Challenge
From the entries provided below, copy each line that contains the word "très".

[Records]
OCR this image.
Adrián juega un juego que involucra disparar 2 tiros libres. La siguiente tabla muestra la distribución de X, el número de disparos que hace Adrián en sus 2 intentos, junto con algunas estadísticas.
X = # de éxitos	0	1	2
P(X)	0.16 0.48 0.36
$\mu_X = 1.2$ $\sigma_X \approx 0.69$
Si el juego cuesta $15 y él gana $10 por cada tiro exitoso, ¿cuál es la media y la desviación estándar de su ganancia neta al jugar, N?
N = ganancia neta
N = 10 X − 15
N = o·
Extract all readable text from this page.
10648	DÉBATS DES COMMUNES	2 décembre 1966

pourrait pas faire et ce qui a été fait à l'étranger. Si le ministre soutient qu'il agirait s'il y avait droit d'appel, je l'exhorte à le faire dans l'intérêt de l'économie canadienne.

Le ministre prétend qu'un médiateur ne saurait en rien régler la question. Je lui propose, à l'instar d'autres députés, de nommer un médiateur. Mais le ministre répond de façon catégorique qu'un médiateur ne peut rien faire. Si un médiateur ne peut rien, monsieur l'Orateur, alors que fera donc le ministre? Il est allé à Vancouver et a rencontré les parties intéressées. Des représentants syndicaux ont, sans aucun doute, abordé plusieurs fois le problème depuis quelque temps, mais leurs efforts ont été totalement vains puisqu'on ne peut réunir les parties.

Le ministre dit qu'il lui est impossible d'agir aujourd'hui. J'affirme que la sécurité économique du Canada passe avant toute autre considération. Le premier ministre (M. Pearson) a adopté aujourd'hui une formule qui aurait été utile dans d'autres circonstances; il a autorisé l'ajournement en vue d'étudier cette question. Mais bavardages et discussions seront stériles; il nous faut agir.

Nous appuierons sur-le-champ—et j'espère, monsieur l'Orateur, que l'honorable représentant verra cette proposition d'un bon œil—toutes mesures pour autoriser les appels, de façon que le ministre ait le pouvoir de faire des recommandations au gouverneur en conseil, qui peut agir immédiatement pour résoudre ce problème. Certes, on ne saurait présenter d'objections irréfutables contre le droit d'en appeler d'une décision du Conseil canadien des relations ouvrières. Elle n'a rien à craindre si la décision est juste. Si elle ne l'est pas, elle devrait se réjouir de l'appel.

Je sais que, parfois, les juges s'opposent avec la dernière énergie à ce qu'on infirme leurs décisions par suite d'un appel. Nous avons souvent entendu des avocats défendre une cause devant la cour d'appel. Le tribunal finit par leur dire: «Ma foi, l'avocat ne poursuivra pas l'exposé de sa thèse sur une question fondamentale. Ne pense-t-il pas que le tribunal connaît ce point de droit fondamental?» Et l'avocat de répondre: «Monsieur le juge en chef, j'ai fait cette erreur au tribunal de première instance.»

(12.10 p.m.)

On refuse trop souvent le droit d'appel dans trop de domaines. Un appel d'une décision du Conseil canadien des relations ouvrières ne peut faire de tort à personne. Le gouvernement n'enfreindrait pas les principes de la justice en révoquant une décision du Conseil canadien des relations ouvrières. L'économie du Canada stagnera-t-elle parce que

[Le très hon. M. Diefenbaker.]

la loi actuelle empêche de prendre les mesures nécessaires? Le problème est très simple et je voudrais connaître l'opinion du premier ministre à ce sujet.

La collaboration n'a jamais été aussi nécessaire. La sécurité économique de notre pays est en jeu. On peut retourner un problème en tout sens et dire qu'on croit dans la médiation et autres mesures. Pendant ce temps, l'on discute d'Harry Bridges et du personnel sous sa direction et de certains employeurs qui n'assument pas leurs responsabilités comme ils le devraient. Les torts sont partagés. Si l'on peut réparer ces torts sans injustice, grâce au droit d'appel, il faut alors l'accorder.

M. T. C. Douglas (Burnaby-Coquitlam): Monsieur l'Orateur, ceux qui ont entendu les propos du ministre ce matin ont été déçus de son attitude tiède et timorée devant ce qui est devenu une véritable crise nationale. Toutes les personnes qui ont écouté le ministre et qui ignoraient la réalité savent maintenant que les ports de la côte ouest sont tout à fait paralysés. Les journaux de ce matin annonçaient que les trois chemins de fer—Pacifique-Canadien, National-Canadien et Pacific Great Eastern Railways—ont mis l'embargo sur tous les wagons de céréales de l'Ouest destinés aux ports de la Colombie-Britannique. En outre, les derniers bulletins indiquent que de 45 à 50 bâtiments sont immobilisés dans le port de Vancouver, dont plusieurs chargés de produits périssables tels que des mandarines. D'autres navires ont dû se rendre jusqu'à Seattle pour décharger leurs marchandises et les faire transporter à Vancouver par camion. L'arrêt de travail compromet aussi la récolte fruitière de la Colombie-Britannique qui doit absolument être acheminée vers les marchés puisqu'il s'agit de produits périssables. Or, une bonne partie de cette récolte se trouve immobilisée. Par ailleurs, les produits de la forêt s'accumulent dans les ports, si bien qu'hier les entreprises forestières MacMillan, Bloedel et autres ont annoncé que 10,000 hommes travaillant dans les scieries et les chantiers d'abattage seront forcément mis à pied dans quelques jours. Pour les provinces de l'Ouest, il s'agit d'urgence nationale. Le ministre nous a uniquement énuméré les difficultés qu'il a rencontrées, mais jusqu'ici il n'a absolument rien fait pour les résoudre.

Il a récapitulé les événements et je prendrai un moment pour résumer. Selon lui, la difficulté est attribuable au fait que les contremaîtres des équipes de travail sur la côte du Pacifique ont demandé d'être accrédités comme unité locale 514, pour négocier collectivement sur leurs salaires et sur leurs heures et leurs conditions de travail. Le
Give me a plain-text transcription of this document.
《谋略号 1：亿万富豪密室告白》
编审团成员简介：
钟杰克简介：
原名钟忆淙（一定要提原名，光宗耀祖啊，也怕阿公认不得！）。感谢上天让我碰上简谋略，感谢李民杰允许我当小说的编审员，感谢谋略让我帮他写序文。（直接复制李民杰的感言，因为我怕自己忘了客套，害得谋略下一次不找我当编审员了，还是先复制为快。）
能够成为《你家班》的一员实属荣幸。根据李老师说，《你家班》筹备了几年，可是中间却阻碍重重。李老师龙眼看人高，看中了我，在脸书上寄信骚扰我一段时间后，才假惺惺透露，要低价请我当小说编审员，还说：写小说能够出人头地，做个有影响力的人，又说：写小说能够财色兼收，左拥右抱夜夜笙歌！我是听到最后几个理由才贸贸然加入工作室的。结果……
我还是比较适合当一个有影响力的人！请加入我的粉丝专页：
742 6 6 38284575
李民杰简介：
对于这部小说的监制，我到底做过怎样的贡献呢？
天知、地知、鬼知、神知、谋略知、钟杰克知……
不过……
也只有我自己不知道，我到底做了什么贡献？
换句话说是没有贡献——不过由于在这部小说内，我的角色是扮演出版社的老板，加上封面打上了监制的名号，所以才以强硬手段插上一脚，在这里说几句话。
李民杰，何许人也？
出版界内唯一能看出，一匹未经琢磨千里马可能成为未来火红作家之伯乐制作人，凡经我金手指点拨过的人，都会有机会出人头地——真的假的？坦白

Final result
[Le très hon. M. Diefenbaker.]
la loi actuelle empêche de prendre les mesures nécessaires? Le problème est très simple et je voudrais connaître l'opinion du premier ministre à ce sujet.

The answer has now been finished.